Work to be completed:
Bring together all lines of the material below that contain the string "mins".
* START Record set *
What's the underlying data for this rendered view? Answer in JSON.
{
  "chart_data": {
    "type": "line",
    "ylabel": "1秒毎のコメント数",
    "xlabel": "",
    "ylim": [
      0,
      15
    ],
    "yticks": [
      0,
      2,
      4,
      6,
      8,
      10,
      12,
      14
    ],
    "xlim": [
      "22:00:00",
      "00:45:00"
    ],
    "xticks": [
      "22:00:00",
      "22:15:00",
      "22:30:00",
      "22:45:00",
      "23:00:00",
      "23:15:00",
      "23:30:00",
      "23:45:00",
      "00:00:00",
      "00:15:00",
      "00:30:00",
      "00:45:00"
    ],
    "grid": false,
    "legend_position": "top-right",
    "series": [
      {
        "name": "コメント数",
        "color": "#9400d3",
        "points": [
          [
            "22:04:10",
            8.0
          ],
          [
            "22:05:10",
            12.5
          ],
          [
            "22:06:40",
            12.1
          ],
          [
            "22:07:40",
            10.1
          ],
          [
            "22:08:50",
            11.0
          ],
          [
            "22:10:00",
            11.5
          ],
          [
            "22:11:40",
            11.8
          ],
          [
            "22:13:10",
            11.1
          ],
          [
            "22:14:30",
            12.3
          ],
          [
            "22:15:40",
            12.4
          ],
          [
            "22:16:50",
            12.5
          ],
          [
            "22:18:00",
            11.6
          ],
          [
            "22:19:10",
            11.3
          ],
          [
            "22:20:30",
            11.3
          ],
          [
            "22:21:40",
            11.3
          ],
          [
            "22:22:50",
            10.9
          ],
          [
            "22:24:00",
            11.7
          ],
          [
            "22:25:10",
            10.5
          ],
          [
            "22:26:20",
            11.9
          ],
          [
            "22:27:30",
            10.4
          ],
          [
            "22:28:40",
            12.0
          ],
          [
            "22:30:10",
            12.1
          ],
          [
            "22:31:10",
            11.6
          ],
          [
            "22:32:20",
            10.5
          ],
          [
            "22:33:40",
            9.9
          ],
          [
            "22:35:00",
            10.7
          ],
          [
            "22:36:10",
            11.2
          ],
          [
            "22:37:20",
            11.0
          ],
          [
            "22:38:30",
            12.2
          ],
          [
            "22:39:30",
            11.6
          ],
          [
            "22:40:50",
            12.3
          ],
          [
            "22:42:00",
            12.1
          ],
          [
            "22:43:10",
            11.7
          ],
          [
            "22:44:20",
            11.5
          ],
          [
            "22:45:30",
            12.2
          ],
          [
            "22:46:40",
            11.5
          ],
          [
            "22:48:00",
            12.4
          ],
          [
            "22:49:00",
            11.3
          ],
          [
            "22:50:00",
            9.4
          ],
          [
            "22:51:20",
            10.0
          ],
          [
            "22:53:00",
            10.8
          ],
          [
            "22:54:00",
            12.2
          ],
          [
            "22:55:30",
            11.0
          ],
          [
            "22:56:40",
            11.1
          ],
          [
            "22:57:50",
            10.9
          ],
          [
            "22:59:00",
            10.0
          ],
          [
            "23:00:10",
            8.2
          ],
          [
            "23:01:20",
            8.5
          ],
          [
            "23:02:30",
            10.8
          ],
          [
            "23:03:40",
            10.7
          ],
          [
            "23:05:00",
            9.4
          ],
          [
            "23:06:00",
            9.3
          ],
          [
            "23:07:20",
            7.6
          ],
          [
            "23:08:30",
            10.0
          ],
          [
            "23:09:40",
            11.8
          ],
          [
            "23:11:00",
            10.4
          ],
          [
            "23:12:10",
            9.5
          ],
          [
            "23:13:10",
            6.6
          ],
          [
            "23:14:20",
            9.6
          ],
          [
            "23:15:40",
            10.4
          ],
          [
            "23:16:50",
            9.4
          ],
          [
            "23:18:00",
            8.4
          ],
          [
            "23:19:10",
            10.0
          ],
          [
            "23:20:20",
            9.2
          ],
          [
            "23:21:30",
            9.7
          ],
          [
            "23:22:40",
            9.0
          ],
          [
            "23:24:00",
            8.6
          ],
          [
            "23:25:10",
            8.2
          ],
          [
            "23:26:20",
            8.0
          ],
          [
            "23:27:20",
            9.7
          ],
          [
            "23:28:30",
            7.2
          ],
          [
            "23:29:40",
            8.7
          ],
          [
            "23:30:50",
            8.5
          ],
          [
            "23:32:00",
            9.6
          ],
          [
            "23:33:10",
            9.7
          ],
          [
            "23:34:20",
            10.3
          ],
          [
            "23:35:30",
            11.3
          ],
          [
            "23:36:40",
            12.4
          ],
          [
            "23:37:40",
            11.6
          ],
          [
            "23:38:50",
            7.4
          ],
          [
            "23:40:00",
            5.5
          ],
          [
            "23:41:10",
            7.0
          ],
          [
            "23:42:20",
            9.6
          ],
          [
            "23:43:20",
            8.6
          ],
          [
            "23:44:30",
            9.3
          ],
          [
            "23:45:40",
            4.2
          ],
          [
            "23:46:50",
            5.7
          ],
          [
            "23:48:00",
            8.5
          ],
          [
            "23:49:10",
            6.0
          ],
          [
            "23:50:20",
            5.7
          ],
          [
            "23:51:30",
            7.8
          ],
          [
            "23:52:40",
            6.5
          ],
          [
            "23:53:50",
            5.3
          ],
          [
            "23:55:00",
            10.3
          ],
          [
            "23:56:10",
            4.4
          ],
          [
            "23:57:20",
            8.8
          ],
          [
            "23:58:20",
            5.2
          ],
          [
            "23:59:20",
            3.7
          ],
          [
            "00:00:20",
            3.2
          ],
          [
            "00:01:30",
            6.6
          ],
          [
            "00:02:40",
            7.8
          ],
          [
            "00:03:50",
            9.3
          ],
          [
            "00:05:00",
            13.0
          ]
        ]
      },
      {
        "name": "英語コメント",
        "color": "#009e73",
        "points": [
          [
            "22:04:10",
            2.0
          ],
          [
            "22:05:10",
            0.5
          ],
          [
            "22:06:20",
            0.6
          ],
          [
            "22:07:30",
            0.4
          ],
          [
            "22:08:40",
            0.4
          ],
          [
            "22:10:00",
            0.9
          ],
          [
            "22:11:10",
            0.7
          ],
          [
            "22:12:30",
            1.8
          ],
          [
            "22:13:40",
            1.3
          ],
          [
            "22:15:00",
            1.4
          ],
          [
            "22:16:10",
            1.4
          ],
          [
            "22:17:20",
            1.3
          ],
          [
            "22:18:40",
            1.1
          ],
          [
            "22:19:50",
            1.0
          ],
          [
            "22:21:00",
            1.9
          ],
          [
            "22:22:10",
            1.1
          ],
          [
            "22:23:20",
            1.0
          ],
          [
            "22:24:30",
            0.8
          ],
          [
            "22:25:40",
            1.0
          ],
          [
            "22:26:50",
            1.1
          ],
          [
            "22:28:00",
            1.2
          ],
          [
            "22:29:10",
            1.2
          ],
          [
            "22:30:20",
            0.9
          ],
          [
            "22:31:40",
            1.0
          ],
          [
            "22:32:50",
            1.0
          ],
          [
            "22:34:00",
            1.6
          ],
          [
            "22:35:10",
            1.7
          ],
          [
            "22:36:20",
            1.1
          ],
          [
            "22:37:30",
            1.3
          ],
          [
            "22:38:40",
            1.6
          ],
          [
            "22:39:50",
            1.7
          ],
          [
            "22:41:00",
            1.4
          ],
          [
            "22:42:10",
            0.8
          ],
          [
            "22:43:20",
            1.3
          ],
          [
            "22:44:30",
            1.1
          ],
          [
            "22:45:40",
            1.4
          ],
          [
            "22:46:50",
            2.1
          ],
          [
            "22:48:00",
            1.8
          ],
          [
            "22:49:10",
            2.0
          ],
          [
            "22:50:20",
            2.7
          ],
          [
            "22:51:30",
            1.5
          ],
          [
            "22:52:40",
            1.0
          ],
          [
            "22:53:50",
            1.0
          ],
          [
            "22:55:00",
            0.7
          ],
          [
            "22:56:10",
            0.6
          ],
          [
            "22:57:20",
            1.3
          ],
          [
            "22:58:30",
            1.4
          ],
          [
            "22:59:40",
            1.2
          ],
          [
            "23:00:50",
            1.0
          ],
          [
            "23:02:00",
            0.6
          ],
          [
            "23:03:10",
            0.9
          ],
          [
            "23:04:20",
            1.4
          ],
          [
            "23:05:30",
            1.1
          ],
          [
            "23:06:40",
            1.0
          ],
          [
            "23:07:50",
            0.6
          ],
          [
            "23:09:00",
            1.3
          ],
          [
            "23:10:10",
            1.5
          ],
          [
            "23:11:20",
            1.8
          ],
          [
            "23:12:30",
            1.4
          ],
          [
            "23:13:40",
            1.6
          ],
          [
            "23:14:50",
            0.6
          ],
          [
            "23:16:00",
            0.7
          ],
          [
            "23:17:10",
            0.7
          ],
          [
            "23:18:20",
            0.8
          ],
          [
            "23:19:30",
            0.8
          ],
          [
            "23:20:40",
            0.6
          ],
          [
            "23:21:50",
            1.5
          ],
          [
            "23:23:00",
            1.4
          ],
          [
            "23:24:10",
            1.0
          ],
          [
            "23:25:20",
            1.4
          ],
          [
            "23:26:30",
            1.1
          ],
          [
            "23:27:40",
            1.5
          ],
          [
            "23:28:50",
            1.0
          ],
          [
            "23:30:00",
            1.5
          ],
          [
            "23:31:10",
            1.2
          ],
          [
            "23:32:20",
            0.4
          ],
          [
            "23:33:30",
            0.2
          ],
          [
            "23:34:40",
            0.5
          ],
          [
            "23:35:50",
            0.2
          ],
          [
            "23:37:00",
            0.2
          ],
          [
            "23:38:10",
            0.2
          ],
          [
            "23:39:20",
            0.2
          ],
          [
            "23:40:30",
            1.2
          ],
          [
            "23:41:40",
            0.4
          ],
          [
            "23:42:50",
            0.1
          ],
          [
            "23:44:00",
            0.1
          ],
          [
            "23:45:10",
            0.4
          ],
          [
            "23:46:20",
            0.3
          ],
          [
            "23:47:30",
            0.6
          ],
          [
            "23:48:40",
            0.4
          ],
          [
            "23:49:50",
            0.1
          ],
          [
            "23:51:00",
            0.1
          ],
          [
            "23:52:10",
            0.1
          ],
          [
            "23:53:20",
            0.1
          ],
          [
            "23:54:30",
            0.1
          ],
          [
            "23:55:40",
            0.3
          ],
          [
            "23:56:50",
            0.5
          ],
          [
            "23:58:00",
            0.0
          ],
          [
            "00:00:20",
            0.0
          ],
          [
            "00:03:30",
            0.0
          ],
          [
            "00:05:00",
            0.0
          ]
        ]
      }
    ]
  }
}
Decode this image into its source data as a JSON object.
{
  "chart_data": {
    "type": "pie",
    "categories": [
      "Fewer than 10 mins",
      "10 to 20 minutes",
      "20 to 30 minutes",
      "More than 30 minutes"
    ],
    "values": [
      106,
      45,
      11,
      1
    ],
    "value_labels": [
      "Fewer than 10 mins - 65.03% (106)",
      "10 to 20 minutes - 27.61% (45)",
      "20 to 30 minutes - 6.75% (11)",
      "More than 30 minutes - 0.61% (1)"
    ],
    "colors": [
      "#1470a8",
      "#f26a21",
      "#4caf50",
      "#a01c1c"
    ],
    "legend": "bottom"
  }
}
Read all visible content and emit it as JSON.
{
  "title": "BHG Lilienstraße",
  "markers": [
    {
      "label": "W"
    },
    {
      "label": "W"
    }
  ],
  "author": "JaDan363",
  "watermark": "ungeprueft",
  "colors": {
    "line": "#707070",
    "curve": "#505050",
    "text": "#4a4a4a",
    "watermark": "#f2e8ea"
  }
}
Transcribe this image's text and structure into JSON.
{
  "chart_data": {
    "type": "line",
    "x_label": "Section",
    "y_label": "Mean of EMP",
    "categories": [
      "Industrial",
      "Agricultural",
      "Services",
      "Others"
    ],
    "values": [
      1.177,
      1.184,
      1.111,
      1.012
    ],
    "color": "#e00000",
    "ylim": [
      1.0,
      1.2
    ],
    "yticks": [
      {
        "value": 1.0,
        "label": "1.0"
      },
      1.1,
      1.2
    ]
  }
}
* END Record set *
Solution for this task:
      "Fewer than 10 mins",
      "Fewer than 10 mins - 65.03% (106)",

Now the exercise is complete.